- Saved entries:
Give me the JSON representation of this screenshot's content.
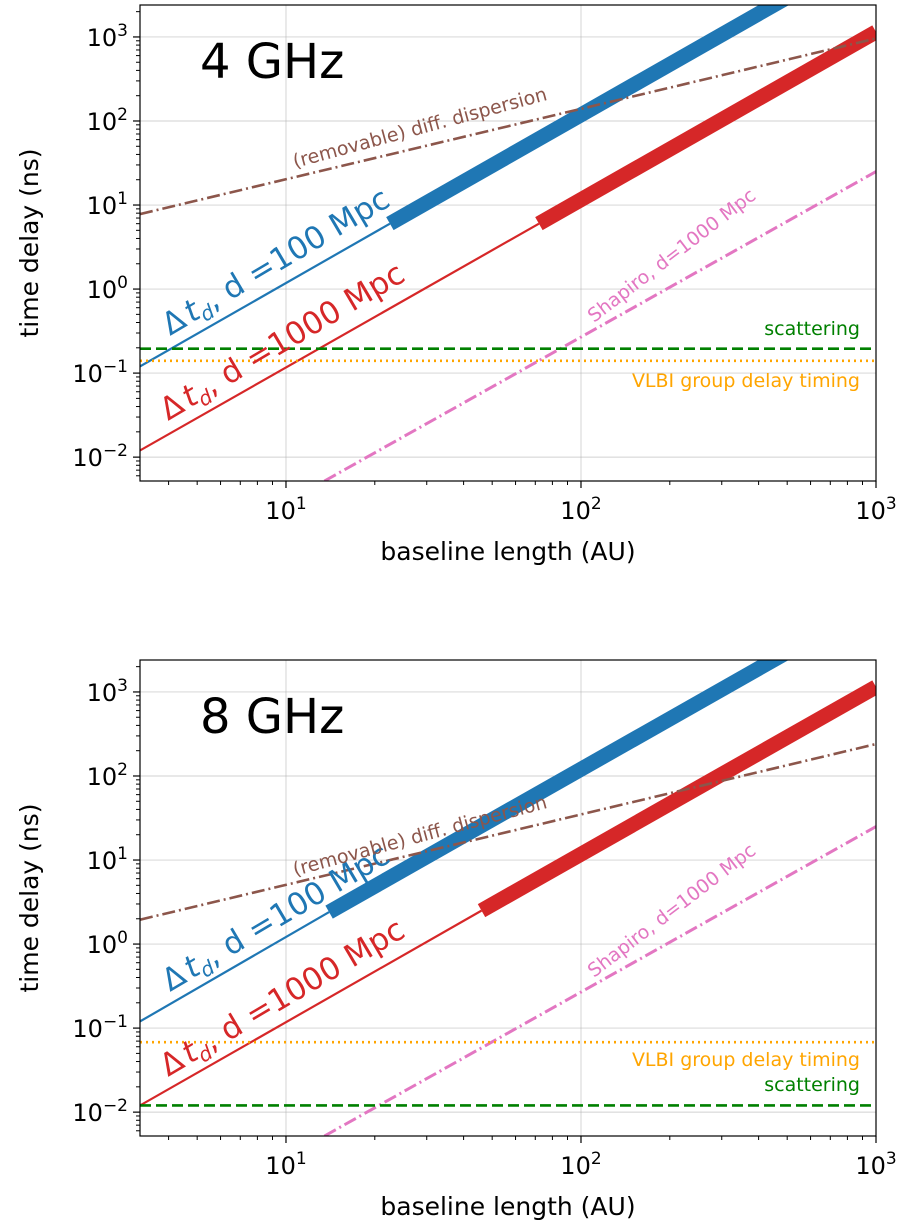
{
  "chart_data": [
    {
      "type": "line",
      "title": "4 GHz",
      "xlabel": "baseline length (AU)",
      "ylabel": "time delay (ns)",
      "xscale": "log",
      "yscale": "log",
      "xlim": [
        3.2,
        1000
      ],
      "ylim": [
        0.0052,
        2400
      ],
      "grid": true,
      "xticks": [
        10,
        100,
        1000
      ],
      "xtick_labels": [
        {
          "base": "10",
          "exp": "1"
        },
        {
          "base": "10",
          "exp": "2"
        },
        {
          "base": "10",
          "exp": "3"
        }
      ],
      "yticks": [
        0.01,
        0.1,
        1,
        10,
        100,
        1000
      ],
      "ytick_labels": [
        {
          "base": "10",
          "exp": "−2"
        },
        {
          "base": "10",
          "exp": "−1"
        },
        {
          "base": "10",
          "exp": "0"
        },
        {
          "base": "10",
          "exp": "1"
        },
        {
          "base": "10",
          "exp": "2"
        },
        {
          "base": "10",
          "exp": "3"
        }
      ],
      "series": [
        {
          "key": "td100",
          "label_prefix": "Δ",
          "label_main": "t",
          "label_sub": "d",
          "label_suffix": ", d =100 Mpc",
          "color": "#1f77b4",
          "style": "solid",
          "thin": {
            "x": [
              3.2,
              22.5
            ],
            "y": [
              0.12,
              6.0
            ]
          },
          "thick": {
            "x": [
              22.5,
              1000
            ],
            "y": [
              6.0,
              11800
            ]
          }
        },
        {
          "key": "td1000",
          "label_prefix": "Δ",
          "label_main": "t",
          "label_sub": "d",
          "label_suffix": ", d =1000 Mpc",
          "color": "#d62728",
          "style": "solid",
          "thin": {
            "x": [
              3.2,
              72
            ],
            "y": [
              0.012,
              6.0
            ]
          },
          "thick": {
            "x": [
              72,
              1000
            ],
            "y": [
              6.0,
              1150
            ]
          }
        },
        {
          "key": "dispersion",
          "label": "(removable) diff. dispersion",
          "color": "#8c564b",
          "style": "dashdot",
          "x": [
            3.2,
            1000
          ],
          "y": [
            7.8,
            960
          ]
        },
        {
          "key": "shapiro",
          "label": "Shapiro, d=1000 Mpc",
          "color": "#e377c2",
          "style": "dashdot",
          "x": [
            13.5,
            1000
          ],
          "y": [
            0.0052,
            25
          ]
        },
        {
          "key": "scattering",
          "label": "scattering",
          "color": "#008000",
          "style": "dashed",
          "x": [
            3.2,
            1000
          ],
          "y": [
            0.195,
            0.195
          ]
        },
        {
          "key": "vlbi",
          "label": "VLBI group delay timing",
          "color": "#ffa500",
          "style": "dotted",
          "x": [
            3.2,
            1000
          ],
          "y": [
            0.14,
            0.14
          ]
        }
      ]
    },
    {
      "type": "line",
      "title": "8 GHz",
      "xlabel": "baseline length (AU)",
      "ylabel": "time delay (ns)",
      "xscale": "log",
      "yscale": "log",
      "xlim": [
        3.2,
        1000
      ],
      "ylim": [
        0.0052,
        2400
      ],
      "grid": true,
      "xticks": [
        10,
        100,
        1000
      ],
      "xtick_labels": [
        {
          "base": "10",
          "exp": "1"
        },
        {
          "base": "10",
          "exp": "2"
        },
        {
          "base": "10",
          "exp": "3"
        }
      ],
      "yticks": [
        0.01,
        0.1,
        1,
        10,
        100,
        1000
      ],
      "ytick_labels": [
        {
          "base": "10",
          "exp": "−2"
        },
        {
          "base": "10",
          "exp": "−1"
        },
        {
          "base": "10",
          "exp": "0"
        },
        {
          "base": "10",
          "exp": "1"
        },
        {
          "base": "10",
          "exp": "2"
        },
        {
          "base": "10",
          "exp": "3"
        }
      ],
      "series": [
        {
          "key": "td100",
          "label_prefix": "Δ",
          "label_main": "t",
          "label_sub": "d",
          "label_suffix": ", d =100 Mpc",
          "color": "#1f77b4",
          "style": "solid",
          "thin": {
            "x": [
              3.2,
              14
            ],
            "y": [
              0.12,
              2.4
            ]
          },
          "thick": {
            "x": [
              14,
              1000
            ],
            "y": [
              2.4,
              11800
            ]
          }
        },
        {
          "key": "td1000",
          "label_prefix": "Δ",
          "label_main": "t",
          "label_sub": "d",
          "label_suffix": ", d =1000 Mpc",
          "color": "#d62728",
          "style": "solid",
          "thin": {
            "x": [
              3.2,
              46
            ],
            "y": [
              0.012,
              2.5
            ]
          },
          "thick": {
            "x": [
              46,
              1000
            ],
            "y": [
              2.5,
              1150
            ]
          }
        },
        {
          "key": "dispersion",
          "label": "(removable) diff. dispersion",
          "color": "#8c564b",
          "style": "dashdot",
          "x": [
            3.2,
            1000
          ],
          "y": [
            1.95,
            240
          ]
        },
        {
          "key": "shapiro",
          "label": "Shapiro, d=1000 Mpc",
          "color": "#e377c2",
          "style": "dashdot",
          "x": [
            13.5,
            1000
          ],
          "y": [
            0.0052,
            25
          ]
        },
        {
          "key": "vlbi",
          "label": "VLBI group delay timing",
          "color": "#ffa500",
          "style": "dotted",
          "x": [
            3.2,
            1000
          ],
          "y": [
            0.068,
            0.068
          ]
        },
        {
          "key": "scattering",
          "label": "scattering",
          "color": "#008000",
          "style": "dashed",
          "x": [
            3.2,
            1000
          ],
          "y": [
            0.012,
            0.012
          ]
        }
      ]
    }
  ]
}
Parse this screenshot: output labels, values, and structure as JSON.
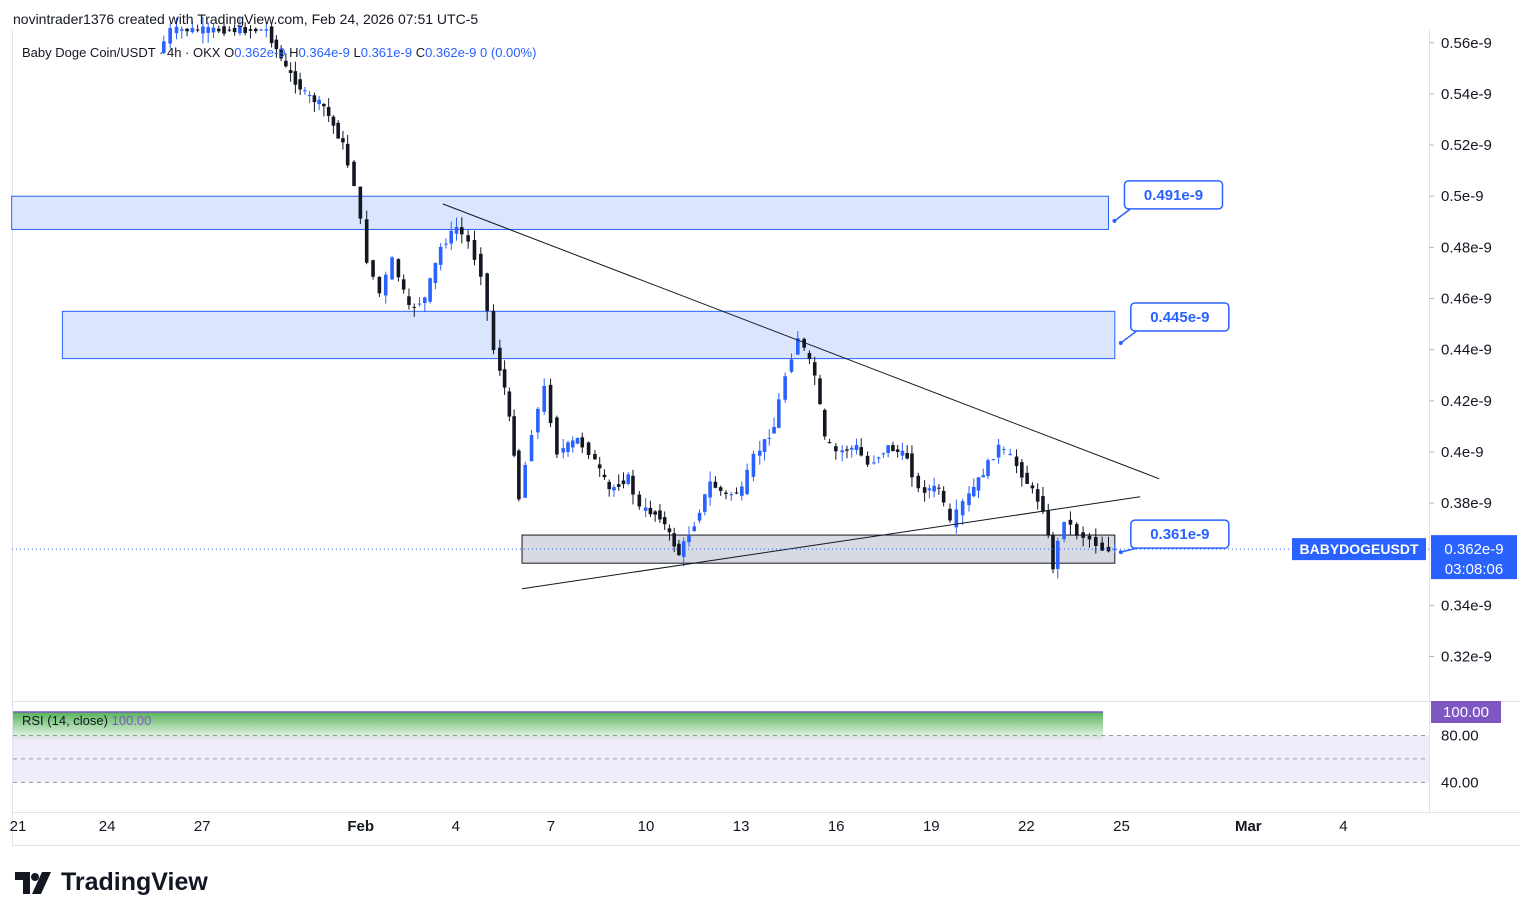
{
  "header": {
    "attribution": "novintrader1376 created with TradingView.com, Feb 24, 2026 07:51 UTC-5"
  },
  "legend": {
    "symbol": "Baby Doge Coin/USDT · 4h · OKX",
    "o_label": "O",
    "o_value": "0.362e-9",
    "h_label": "H",
    "h_value": "0.364e-9",
    "l_label": "L",
    "l_value": "0.361e-9",
    "c_label": "C",
    "c_value": "0.362e-9",
    "change": "0 (0.00%)"
  },
  "rsi": {
    "label": "RSI (14, close)",
    "value": "100.00"
  },
  "price_badge": {
    "ticker": "BABYDOGEUSDT",
    "price": "0.362e-9",
    "countdown": "03:08:06"
  },
  "rsi_badge": "100.00",
  "brand": {
    "name": "TradingView"
  },
  "colors": {
    "up": "#2962ff",
    "down": "#131722",
    "zone": "#2962ff",
    "grey_zone": "#787b86",
    "rsi_fill": "#4caf50",
    "rsi_band": "#7e57c2"
  },
  "chart_data": {
    "type": "candlestick",
    "y_unit": "e-9",
    "ylim": [
      0.303,
      0.565
    ],
    "y_ticks": [
      "0.56e-9",
      "0.54e-9",
      "0.52e-9",
      "0.5e-9",
      "0.48e-9",
      "0.46e-9",
      "0.44e-9",
      "0.42e-9",
      "0.4e-9",
      "0.38e-9",
      "0.34e-9",
      "0.32e-9"
    ],
    "y_tick_values": [
      0.56,
      0.54,
      0.52,
      0.5,
      0.48,
      0.46,
      0.44,
      0.42,
      0.4,
      0.38,
      0.34,
      0.32
    ],
    "x_ticks": [
      "21",
      "24",
      "27",
      "Feb",
      "4",
      "7",
      "10",
      "13",
      "16",
      "19",
      "22",
      "25",
      "Mar",
      "4"
    ],
    "x_tick_day_index": [
      0,
      3,
      6,
      11,
      14,
      17,
      20,
      23,
      26,
      29,
      32,
      35,
      39,
      42
    ],
    "x_range_days": [
      0,
      44.6
    ],
    "series_path": [
      [
        4.6,
        0.556
      ],
      [
        5.0,
        0.565
      ],
      [
        8.0,
        0.565
      ],
      [
        8.6,
        0.55
      ],
      [
        9.2,
        0.54
      ],
      [
        9.8,
        0.535
      ],
      [
        10.4,
        0.52
      ],
      [
        10.8,
        0.505
      ],
      [
        11.2,
        0.475
      ],
      [
        11.6,
        0.462
      ],
      [
        12.0,
        0.475
      ],
      [
        12.5,
        0.456
      ],
      [
        13.0,
        0.46
      ],
      [
        13.5,
        0.48
      ],
      [
        14.0,
        0.488
      ],
      [
        14.4,
        0.482
      ],
      [
        14.8,
        0.47
      ],
      [
        15.2,
        0.44
      ],
      [
        15.5,
        0.425
      ],
      [
        15.8,
        0.4
      ],
      [
        16.0,
        0.382
      ],
      [
        16.4,
        0.408
      ],
      [
        16.8,
        0.425
      ],
      [
        17.2,
        0.4
      ],
      [
        17.8,
        0.405
      ],
      [
        18.2,
        0.4
      ],
      [
        18.8,
        0.385
      ],
      [
        19.4,
        0.39
      ],
      [
        19.8,
        0.378
      ],
      [
        20.4,
        0.375
      ],
      [
        21.0,
        0.36
      ],
      [
        21.5,
        0.372
      ],
      [
        22.0,
        0.388
      ],
      [
        22.5,
        0.383
      ],
      [
        23.0,
        0.385
      ],
      [
        23.4,
        0.398
      ],
      [
        24.0,
        0.41
      ],
      [
        24.4,
        0.43
      ],
      [
        24.8,
        0.445
      ],
      [
        25.3,
        0.43
      ],
      [
        25.6,
        0.405
      ],
      [
        26.0,
        0.4
      ],
      [
        26.6,
        0.402
      ],
      [
        27.0,
        0.395
      ],
      [
        27.6,
        0.402
      ],
      [
        28.2,
        0.398
      ],
      [
        28.6,
        0.385
      ],
      [
        29.2,
        0.386
      ],
      [
        29.6,
        0.372
      ],
      [
        30.0,
        0.38
      ],
      [
        30.6,
        0.392
      ],
      [
        31.1,
        0.402
      ],
      [
        31.5,
        0.398
      ],
      [
        32.0,
        0.388
      ],
      [
        32.5,
        0.378
      ],
      [
        32.8,
        0.355
      ],
      [
        33.2,
        0.374
      ],
      [
        33.6,
        0.368
      ],
      [
        34.0,
        0.366
      ],
      [
        34.4,
        0.362
      ],
      [
        34.8,
        0.362
      ]
    ],
    "zones": [
      {
        "label": "0.491e-9",
        "top": 0.5,
        "bottom": 0.487,
        "from_day": -0.2,
        "to_day": 34.4
      },
      {
        "label": "0.445e-9",
        "top": 0.455,
        "bottom": 0.4365,
        "from_day": 1.4,
        "to_day": 34.6
      },
      {
        "label": "0.361e-9",
        "top": 0.3675,
        "bottom": 0.3565,
        "from_day": 15.9,
        "to_day": 34.6,
        "style": "grey"
      }
    ],
    "trendlines": [
      {
        "from": [
          13.4,
          0.497
        ],
        "to": [
          36.0,
          0.3895
        ]
      },
      {
        "from": [
          15.9,
          0.3465
        ],
        "to": [
          35.4,
          0.3825
        ]
      }
    ],
    "last_price": 0.362,
    "rsi_ylim": [
      25,
      100
    ],
    "rsi_ticks": [
      "80.00",
      "40.00"
    ],
    "rsi_tick_values": [
      80,
      40
    ]
  }
}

- Work instructions: Gather each line of the listing containing the word "this" and show it.

- Task response:
Give me the JSON representation of this screenshot's content.
Parse this screenshot: output labels, values, and structure as JSON.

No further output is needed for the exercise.